DIRECTIVE: Which lines hold the word "that"? Copy each of them.
— Start —
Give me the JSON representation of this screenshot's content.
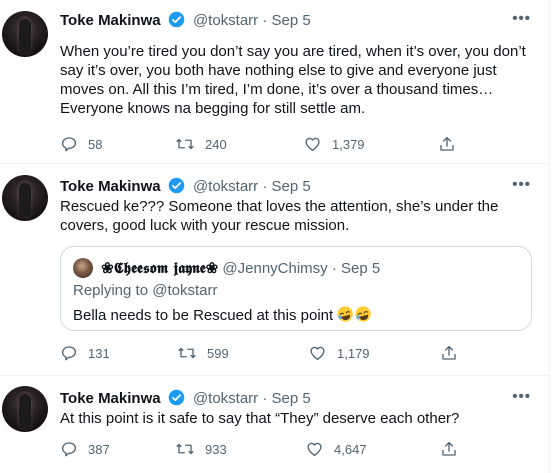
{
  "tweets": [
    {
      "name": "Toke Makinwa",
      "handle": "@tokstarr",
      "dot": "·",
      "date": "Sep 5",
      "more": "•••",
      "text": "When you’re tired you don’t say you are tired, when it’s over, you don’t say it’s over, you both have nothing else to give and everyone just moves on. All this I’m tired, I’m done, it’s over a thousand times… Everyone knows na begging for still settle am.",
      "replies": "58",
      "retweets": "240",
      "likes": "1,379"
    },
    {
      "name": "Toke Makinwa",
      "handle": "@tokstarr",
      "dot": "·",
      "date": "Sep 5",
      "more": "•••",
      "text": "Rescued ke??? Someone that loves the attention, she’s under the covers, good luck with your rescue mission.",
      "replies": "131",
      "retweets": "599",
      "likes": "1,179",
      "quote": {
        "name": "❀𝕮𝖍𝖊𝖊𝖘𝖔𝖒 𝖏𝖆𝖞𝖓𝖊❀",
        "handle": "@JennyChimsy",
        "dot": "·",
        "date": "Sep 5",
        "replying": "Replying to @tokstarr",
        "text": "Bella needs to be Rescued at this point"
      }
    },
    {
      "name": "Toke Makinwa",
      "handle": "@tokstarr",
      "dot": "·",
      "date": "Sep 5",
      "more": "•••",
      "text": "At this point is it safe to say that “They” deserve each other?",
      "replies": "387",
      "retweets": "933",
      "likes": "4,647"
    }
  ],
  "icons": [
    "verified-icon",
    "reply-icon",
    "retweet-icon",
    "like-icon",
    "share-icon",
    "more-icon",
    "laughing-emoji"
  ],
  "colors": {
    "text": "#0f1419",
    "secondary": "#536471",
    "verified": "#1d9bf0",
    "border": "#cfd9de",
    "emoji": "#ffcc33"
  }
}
— End —
RESPONSE TO THIS EXERCISE:
      "text": "Rescued ke??? Someone that loves the attention, she’s under the covers, good luck with your rescue mission.",
      "text": "At this point is it safe to say that “They” deserve each other?",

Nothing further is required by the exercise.